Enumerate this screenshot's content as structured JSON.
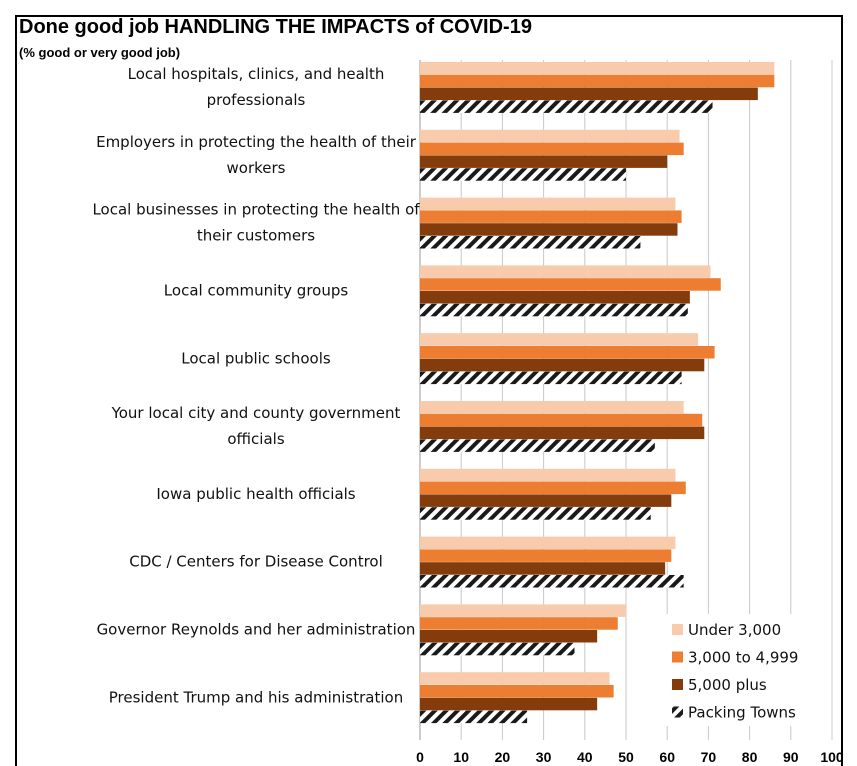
{
  "chart_data": {
    "type": "bar",
    "orientation": "horizontal",
    "title": "Done good job HANDLING THE IMPACTS of COVID-19",
    "subtitle": "(% good or very good job)",
    "xlim": [
      0,
      100
    ],
    "xticks": [
      0,
      10,
      20,
      30,
      40,
      50,
      60,
      70,
      80,
      90,
      100
    ],
    "grid": "vertical",
    "legend_position": "bottom-right",
    "categories": [
      [
        "Local hospitals, clinics, and health",
        "professionals"
      ],
      [
        "Employers in protecting the health of their",
        "workers"
      ],
      [
        "Local businesses in protecting the health of",
        "their customers"
      ],
      [
        "Local community groups"
      ],
      [
        "Local public schools"
      ],
      [
        "Your local city and county government",
        "officials"
      ],
      [
        "Iowa public health officials"
      ],
      [
        "CDC / Centers for Disease Control"
      ],
      [
        "Governor Reynolds and her administration"
      ],
      [
        "President Trump and his administration"
      ]
    ],
    "series": [
      {
        "name": "Under 3,000",
        "color": "#F8CBAD",
        "pattern": "solid",
        "values": [
          86,
          63,
          62,
          70.5,
          67.5,
          64,
          62,
          62,
          50,
          46
        ]
      },
      {
        "name": "3,000 to 4,999",
        "color": "#ED7D31",
        "pattern": "solid",
        "values": [
          86,
          64,
          63.5,
          73,
          71.5,
          68.5,
          64.5,
          61,
          48,
          47
        ]
      },
      {
        "name": "5,000 plus",
        "color": "#843C0C",
        "pattern": "solid",
        "values": [
          82,
          60,
          62.5,
          65.5,
          69,
          69,
          61,
          59.5,
          43,
          43
        ]
      },
      {
        "name": "Packing Towns",
        "color": "#1a1a1a",
        "pattern": "diagonal-stripes",
        "values": [
          71,
          50,
          53.5,
          65,
          63.5,
          57,
          56,
          64,
          37.5,
          26
        ]
      }
    ]
  }
}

########################################

(Your task)
Copy out all the records exactly, excluding pictures.

(Exercise result)
Enumerate this screenshot's content as structured JSON.
{
  "chart_data": {
    "type": "bar",
    "orientation": "horizontal",
    "title": "Done good job HANDLING THE IMPACTS of COVID-19",
    "subtitle": "(% good or very good job)",
    "xlim": [
      0,
      100
    ],
    "xticks": [
      0,
      10,
      20,
      30,
      40,
      50,
      60,
      70,
      80,
      90,
      100
    ],
    "grid": "vertical",
    "legend_position": "bottom-right",
    "categories": [
      [
        "Local hospitals, clinics, and health",
        "professionals"
      ],
      [
        "Employers in protecting the health of their",
        "workers"
      ],
      [
        "Local businesses in protecting the health of",
        "their customers"
      ],
      [
        "Local community groups"
      ],
      [
        "Local public schools"
      ],
      [
        "Your local city and county government",
        "officials"
      ],
      [
        "Iowa public health officials"
      ],
      [
        "CDC / Centers for Disease Control"
      ],
      [
        "Governor Reynolds and her administration"
      ],
      [
        "President Trump and his administration"
      ]
    ],
    "series": [
      {
        "name": "Under 3,000",
        "color": "#F8CBAD",
        "pattern": "solid",
        "values": [
          86,
          63,
          62,
          70.5,
          67.5,
          64,
          62,
          62,
          50,
          46
        ]
      },
      {
        "name": "3,000 to 4,999",
        "color": "#ED7D31",
        "pattern": "solid",
        "values": [
          86,
          64,
          63.5,
          73,
          71.5,
          68.5,
          64.5,
          61,
          48,
          47
        ]
      },
      {
        "name": "5,000 plus",
        "color": "#843C0C",
        "pattern": "solid",
        "values": [
          82,
          60,
          62.5,
          65.5,
          69,
          69,
          61,
          59.5,
          43,
          43
        ]
      },
      {
        "name": "Packing Towns",
        "color": "#1a1a1a",
        "pattern": "diagonal-stripes",
        "values": [
          71,
          50,
          53.5,
          65,
          63.5,
          57,
          56,
          64,
          37.5,
          26
        ]
      }
    ]
  }
}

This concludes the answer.